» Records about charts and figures
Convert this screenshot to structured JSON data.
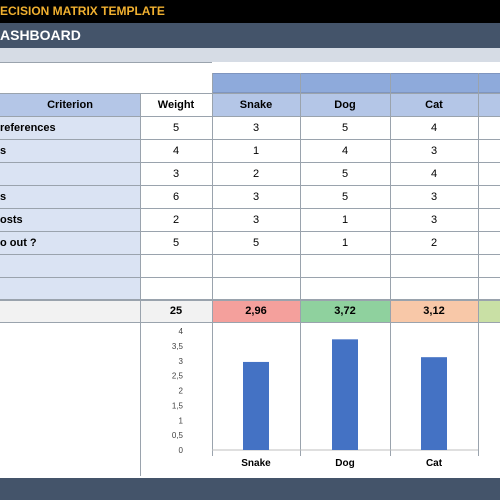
{
  "header": {
    "title": "ECISION MATRIX TEMPLATE",
    "dashboard": "ASHBOARD"
  },
  "table": {
    "col_criterion": "Criterion",
    "col_weight": "Weight",
    "options": [
      "Snake",
      "Dog",
      "Cat"
    ],
    "rows": [
      {
        "criterion": "references",
        "weight": "5",
        "scores": [
          "3",
          "5",
          "4"
        ]
      },
      {
        "criterion": "s",
        "weight": "4",
        "scores": [
          "1",
          "4",
          "3"
        ]
      },
      {
        "criterion": "",
        "weight": "3",
        "scores": [
          "2",
          "5",
          "4"
        ]
      },
      {
        "criterion": "s",
        "weight": "6",
        "scores": [
          "3",
          "5",
          "3"
        ]
      },
      {
        "criterion": "osts",
        "weight": "2",
        "scores": [
          "3",
          "1",
          "3"
        ]
      },
      {
        "criterion": "o out ?",
        "weight": "5",
        "scores": [
          "5",
          "1",
          "2"
        ]
      },
      {
        "criterion": "",
        "weight": "",
        "scores": [
          "",
          "",
          ""
        ]
      },
      {
        "criterion": "",
        "weight": "",
        "scores": [
          "",
          "",
          ""
        ]
      }
    ],
    "total_weight": "25",
    "totals": [
      "2,96",
      "3,72",
      "3,12"
    ],
    "total_colors": [
      "#f4a09c",
      "#8fd19e",
      "#f8c8a8"
    ],
    "extra_color": "#c9e0a5"
  },
  "chart_data": {
    "type": "bar",
    "categories": [
      "Snake",
      "Dog",
      "Cat"
    ],
    "values": [
      2.96,
      3.72,
      3.12
    ],
    "ylim": [
      0,
      4
    ],
    "yticks": [
      "0",
      "0,5",
      "1",
      "1,5",
      "2",
      "2,5",
      "3",
      "3,5",
      "4"
    ],
    "bar_color": "#4472c4",
    "grid": false
  }
}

» Given instruction
Images do not belong in the copy; reproduce all other parts of the records above verbatim.

» Result
Convert this screenshot to structured JSON data.
{
  "header": {
    "title": "ECISION MATRIX TEMPLATE",
    "dashboard": "ASHBOARD"
  },
  "table": {
    "col_criterion": "Criterion",
    "col_weight": "Weight",
    "options": [
      "Snake",
      "Dog",
      "Cat"
    ],
    "rows": [
      {
        "criterion": "references",
        "weight": "5",
        "scores": [
          "3",
          "5",
          "4"
        ]
      },
      {
        "criterion": "s",
        "weight": "4",
        "scores": [
          "1",
          "4",
          "3"
        ]
      },
      {
        "criterion": "",
        "weight": "3",
        "scores": [
          "2",
          "5",
          "4"
        ]
      },
      {
        "criterion": "s",
        "weight": "6",
        "scores": [
          "3",
          "5",
          "3"
        ]
      },
      {
        "criterion": "osts",
        "weight": "2",
        "scores": [
          "3",
          "1",
          "3"
        ]
      },
      {
        "criterion": "o out ?",
        "weight": "5",
        "scores": [
          "5",
          "1",
          "2"
        ]
      },
      {
        "criterion": "",
        "weight": "",
        "scores": [
          "",
          "",
          ""
        ]
      },
      {
        "criterion": "",
        "weight": "",
        "scores": [
          "",
          "",
          ""
        ]
      }
    ],
    "total_weight": "25",
    "totals": [
      "2,96",
      "3,72",
      "3,12"
    ],
    "total_colors": [
      "#f4a09c",
      "#8fd19e",
      "#f8c8a8"
    ],
    "extra_color": "#c9e0a5"
  },
  "chart_data": {
    "type": "bar",
    "categories": [
      "Snake",
      "Dog",
      "Cat"
    ],
    "values": [
      2.96,
      3.72,
      3.12
    ],
    "ylim": [
      0,
      4
    ],
    "yticks": [
      "0",
      "0,5",
      "1",
      "1,5",
      "2",
      "2,5",
      "3",
      "3,5",
      "4"
    ],
    "bar_color": "#4472c4",
    "grid": false
  }
}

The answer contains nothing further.